— Task material —
§
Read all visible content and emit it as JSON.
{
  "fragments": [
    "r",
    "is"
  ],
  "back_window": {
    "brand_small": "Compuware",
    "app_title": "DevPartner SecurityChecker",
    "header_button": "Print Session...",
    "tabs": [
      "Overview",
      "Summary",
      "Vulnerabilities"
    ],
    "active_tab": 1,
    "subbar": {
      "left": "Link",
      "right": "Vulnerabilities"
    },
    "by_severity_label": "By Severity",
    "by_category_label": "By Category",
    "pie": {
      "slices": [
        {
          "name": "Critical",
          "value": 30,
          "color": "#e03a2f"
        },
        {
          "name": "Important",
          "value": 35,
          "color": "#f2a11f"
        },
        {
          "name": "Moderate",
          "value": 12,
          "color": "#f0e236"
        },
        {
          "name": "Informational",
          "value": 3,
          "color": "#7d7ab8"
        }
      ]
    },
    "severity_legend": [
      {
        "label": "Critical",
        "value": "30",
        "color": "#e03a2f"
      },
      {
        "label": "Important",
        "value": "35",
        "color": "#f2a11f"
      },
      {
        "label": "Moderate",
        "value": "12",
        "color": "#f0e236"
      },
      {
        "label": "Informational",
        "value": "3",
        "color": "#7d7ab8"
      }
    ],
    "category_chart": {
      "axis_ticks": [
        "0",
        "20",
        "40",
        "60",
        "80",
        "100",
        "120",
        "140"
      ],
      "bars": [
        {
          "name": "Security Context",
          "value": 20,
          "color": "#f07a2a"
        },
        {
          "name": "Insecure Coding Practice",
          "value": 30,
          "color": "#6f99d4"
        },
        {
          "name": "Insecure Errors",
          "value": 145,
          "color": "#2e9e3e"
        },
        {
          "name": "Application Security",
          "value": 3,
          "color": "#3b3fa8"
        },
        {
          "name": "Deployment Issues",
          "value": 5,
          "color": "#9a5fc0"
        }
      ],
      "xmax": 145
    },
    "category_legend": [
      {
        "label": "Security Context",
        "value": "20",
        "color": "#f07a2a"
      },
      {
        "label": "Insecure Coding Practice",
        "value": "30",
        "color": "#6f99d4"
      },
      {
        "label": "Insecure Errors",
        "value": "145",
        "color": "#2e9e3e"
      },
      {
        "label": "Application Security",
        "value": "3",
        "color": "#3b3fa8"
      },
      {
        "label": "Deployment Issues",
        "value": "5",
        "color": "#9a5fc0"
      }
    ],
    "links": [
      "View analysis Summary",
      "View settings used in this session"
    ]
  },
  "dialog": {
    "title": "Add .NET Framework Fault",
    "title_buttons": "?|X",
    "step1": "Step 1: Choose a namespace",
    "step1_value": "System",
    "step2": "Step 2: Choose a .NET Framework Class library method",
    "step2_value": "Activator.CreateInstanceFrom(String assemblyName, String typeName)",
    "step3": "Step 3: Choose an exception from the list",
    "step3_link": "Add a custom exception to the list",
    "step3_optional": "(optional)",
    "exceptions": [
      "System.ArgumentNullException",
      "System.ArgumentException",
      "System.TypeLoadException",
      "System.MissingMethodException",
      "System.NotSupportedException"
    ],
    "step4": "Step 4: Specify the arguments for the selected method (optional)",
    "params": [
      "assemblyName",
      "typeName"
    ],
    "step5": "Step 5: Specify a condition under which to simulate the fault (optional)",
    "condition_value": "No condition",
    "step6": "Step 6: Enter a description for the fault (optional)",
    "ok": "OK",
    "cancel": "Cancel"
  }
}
§
— Exercise —
Reproduce the complete set of lines precisely as supplied.

— Exercise solution —
Read all visible content and emit it as JSON.
{
  "fragments": [
    "r",
    "is"
  ],
  "back_window": {
    "brand_small": "Compuware",
    "app_title": "DevPartner SecurityChecker",
    "header_button": "Print Session...",
    "tabs": [
      "Overview",
      "Summary",
      "Vulnerabilities"
    ],
    "active_tab": 1,
    "subbar": {
      "left": "Link",
      "right": "Vulnerabilities"
    },
    "by_severity_label": "By Severity",
    "by_category_label": "By Category",
    "pie": {
      "slices": [
        {
          "name": "Critical",
          "value": 30,
          "color": "#e03a2f"
        },
        {
          "name": "Important",
          "value": 35,
          "color": "#f2a11f"
        },
        {
          "name": "Moderate",
          "value": 12,
          "color": "#f0e236"
        },
        {
          "name": "Informational",
          "value": 3,
          "color": "#7d7ab8"
        }
      ]
    },
    "severity_legend": [
      {
        "label": "Critical",
        "value": "30",
        "color": "#e03a2f"
      },
      {
        "label": "Important",
        "value": "35",
        "color": "#f2a11f"
      },
      {
        "label": "Moderate",
        "value": "12",
        "color": "#f0e236"
      },
      {
        "label": "Informational",
        "value": "3",
        "color": "#7d7ab8"
      }
    ],
    "category_chart": {
      "axis_ticks": [
        "0",
        "20",
        "40",
        "60",
        "80",
        "100",
        "120",
        "140"
      ],
      "bars": [
        {
          "name": "Security Context",
          "value": 20,
          "color": "#f07a2a"
        },
        {
          "name": "Insecure Coding Practice",
          "value": 30,
          "color": "#6f99d4"
        },
        {
          "name": "Insecure Errors",
          "value": 145,
          "color": "#2e9e3e"
        },
        {
          "name": "Application Security",
          "value": 3,
          "color": "#3b3fa8"
        },
        {
          "name": "Deployment Issues",
          "value": 5,
          "color": "#9a5fc0"
        }
      ],
      "xmax": 145
    },
    "category_legend": [
      {
        "label": "Security Context",
        "value": "20",
        "color": "#f07a2a"
      },
      {
        "label": "Insecure Coding Practice",
        "value": "30",
        "color": "#6f99d4"
      },
      {
        "label": "Insecure Errors",
        "value": "145",
        "color": "#2e9e3e"
      },
      {
        "label": "Application Security",
        "value": "3",
        "color": "#3b3fa8"
      },
      {
        "label": "Deployment Issues",
        "value": "5",
        "color": "#9a5fc0"
      }
    ],
    "links": [
      "View analysis Summary",
      "View settings used in this session"
    ]
  },
  "dialog": {
    "title": "Add .NET Framework Fault",
    "title_buttons": "?|X",
    "step1": "Step 1: Choose a namespace",
    "step1_value": "System",
    "step2": "Step 2: Choose a .NET Framework Class library method",
    "step2_value": "Activator.CreateInstanceFrom(String assemblyName, String typeName)",
    "step3": "Step 3: Choose an exception from the list",
    "step3_link": "Add a custom exception to the list",
    "step3_optional": "(optional)",
    "exceptions": [
      "System.ArgumentNullException",
      "System.ArgumentException",
      "System.TypeLoadException",
      "System.MissingMethodException",
      "System.NotSupportedException"
    ],
    "step4": "Step 4: Specify the arguments for the selected method (optional)",
    "params": [
      "assemblyName",
      "typeName"
    ],
    "step5": "Step 5: Specify a condition under which to simulate the fault (optional)",
    "condition_value": "No condition",
    "step6": "Step 6: Enter a description for the fault (optional)",
    "ok": "OK",
    "cancel": "Cancel"
  }
}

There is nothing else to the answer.